Dataset items
· · · · ·

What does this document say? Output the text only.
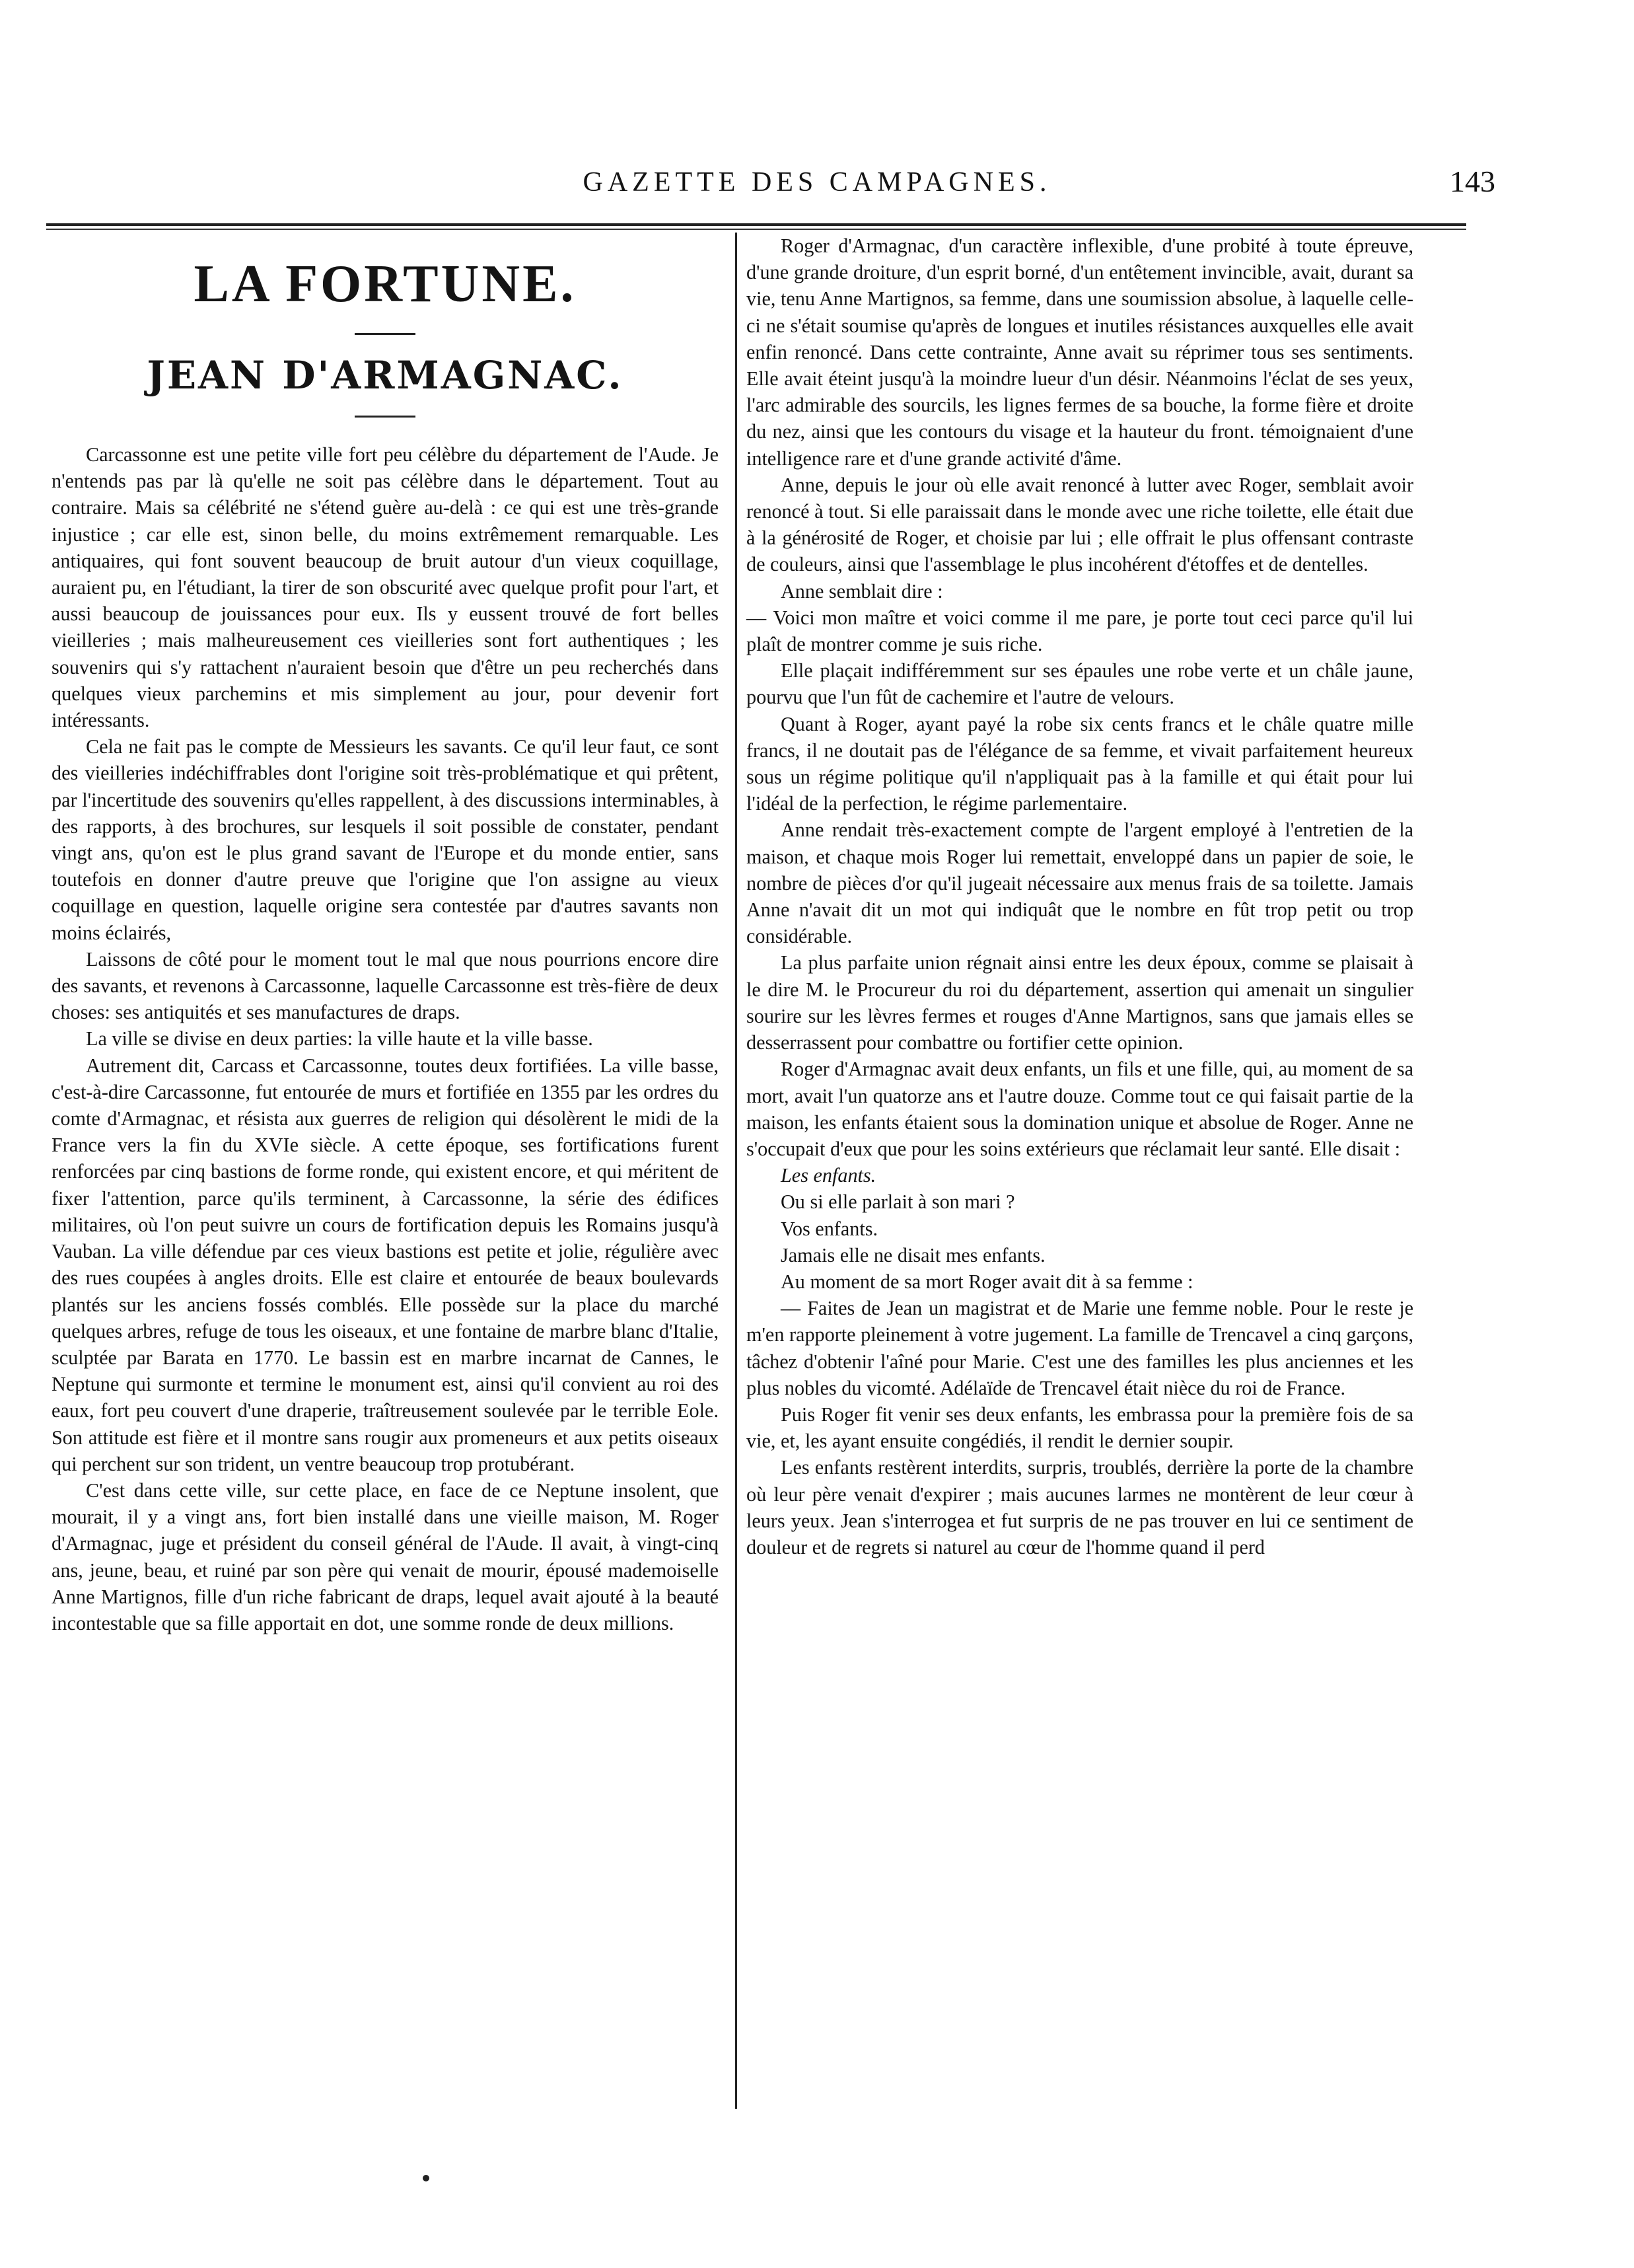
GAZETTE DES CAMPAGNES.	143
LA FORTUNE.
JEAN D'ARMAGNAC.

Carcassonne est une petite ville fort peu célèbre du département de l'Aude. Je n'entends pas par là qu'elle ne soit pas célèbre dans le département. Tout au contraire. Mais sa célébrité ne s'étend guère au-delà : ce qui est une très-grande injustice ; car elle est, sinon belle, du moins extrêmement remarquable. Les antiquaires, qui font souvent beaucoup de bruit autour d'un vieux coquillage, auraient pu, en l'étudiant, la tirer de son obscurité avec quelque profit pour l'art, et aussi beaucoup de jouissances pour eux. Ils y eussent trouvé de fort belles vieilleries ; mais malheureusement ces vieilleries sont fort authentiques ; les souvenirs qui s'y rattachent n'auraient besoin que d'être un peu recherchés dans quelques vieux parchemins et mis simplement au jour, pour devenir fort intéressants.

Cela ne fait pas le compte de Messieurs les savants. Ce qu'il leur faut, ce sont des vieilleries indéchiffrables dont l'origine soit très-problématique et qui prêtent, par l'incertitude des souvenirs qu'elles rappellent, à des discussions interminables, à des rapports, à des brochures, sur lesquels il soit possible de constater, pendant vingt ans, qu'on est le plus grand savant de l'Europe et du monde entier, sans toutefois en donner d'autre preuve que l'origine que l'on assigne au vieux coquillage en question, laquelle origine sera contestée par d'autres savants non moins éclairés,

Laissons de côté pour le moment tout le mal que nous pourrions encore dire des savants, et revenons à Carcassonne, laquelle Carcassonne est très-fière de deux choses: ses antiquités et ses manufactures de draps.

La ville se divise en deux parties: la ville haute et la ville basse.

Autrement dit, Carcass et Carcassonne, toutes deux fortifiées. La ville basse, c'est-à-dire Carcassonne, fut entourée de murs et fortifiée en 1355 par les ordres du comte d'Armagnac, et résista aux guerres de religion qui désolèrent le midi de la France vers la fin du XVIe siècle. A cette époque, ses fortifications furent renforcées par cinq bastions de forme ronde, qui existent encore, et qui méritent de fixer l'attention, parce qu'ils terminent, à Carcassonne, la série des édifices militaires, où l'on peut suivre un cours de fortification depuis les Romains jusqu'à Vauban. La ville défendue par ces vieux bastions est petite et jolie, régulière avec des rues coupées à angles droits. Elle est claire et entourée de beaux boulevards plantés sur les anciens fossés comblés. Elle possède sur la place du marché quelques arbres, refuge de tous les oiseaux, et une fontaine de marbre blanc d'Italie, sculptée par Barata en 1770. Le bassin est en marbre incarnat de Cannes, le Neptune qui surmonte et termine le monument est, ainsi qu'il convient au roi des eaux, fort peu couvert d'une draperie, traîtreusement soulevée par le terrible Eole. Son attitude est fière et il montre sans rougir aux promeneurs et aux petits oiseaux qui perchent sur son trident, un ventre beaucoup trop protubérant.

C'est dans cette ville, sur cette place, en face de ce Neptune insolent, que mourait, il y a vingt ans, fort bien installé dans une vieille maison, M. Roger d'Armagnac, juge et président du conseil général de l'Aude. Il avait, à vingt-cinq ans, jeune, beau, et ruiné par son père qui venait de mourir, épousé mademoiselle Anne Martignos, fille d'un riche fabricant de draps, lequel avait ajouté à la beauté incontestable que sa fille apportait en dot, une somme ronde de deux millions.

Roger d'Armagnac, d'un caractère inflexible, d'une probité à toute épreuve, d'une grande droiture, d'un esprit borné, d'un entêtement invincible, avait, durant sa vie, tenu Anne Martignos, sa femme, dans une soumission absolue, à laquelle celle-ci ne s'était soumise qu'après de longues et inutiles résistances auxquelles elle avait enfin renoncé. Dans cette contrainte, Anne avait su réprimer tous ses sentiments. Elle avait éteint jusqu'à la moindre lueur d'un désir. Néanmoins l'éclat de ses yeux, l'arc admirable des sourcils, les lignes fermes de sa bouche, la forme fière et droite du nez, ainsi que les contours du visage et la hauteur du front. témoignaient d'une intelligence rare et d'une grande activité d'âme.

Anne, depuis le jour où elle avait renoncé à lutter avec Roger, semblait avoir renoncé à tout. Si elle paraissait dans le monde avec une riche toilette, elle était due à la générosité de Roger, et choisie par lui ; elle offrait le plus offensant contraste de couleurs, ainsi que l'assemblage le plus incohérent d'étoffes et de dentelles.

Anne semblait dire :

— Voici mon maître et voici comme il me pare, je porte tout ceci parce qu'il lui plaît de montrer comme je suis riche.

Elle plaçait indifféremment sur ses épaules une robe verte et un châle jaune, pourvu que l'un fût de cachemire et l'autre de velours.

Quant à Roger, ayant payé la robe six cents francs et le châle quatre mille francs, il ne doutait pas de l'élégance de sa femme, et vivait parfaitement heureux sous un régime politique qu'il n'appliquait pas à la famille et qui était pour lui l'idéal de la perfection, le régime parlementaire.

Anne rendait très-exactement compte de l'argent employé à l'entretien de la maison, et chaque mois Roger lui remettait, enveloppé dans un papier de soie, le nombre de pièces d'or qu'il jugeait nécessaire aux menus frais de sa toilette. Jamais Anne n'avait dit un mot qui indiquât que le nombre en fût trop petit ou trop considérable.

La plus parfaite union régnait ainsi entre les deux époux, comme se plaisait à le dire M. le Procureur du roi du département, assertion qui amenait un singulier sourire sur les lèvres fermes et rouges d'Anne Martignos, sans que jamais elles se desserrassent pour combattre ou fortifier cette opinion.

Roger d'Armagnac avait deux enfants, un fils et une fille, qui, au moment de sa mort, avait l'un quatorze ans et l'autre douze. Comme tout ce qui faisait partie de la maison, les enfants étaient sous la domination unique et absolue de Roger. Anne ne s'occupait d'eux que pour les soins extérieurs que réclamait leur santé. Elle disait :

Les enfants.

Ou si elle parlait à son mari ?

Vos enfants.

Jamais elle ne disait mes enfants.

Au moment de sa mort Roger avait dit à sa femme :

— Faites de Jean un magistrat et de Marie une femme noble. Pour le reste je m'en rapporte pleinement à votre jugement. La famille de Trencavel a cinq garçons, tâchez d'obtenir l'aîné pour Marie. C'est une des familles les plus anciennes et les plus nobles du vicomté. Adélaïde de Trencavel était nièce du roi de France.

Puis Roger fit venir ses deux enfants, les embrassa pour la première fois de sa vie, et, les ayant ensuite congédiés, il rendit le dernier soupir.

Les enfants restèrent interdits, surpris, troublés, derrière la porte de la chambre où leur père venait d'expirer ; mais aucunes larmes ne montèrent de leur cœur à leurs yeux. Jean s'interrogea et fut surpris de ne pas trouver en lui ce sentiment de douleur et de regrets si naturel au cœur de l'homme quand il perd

· · · · ·

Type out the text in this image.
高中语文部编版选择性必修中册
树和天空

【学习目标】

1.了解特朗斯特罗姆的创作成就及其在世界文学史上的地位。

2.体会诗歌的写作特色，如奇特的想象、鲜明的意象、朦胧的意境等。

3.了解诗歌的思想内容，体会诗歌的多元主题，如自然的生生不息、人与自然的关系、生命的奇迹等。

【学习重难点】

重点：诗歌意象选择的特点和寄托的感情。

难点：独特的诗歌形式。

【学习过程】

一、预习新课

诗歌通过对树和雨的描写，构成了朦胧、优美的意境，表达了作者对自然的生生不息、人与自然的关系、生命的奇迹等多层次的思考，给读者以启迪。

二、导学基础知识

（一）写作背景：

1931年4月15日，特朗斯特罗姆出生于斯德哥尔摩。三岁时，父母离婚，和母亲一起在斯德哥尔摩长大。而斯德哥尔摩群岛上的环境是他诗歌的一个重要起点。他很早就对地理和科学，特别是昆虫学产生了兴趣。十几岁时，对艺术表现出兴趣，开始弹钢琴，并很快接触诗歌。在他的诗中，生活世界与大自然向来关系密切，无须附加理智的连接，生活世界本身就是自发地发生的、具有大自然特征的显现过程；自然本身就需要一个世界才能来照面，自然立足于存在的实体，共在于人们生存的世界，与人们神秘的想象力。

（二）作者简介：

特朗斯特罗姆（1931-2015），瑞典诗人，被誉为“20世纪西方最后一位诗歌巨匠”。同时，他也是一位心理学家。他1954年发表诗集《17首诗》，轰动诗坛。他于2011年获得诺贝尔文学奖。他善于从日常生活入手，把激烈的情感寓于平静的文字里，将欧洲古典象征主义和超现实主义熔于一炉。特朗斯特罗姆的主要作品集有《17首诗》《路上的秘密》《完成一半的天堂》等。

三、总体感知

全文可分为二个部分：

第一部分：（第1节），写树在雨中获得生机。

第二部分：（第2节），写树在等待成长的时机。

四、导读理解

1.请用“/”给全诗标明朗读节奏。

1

· · · · ·

* [GOAL]:
Search the entries for the word "mort" and pick out every line that holds it.

* [SOLUTION FOR THIS PROBLEM]:
Roger d'Armagnac avait deux enfants, un fils et une fille, qui, au moment de sa mort, avait l'un quatorze ans et l'autre douze. Comme tout ce qui faisait partie de la maison, les enfants étaient sous la domination unique et absolue de Roger. Anne ne s'occupait d'eux que pour les soins extérieurs que réclamait leur santé. Elle disait :
Au moment de sa mort Roger avait dit à sa femme :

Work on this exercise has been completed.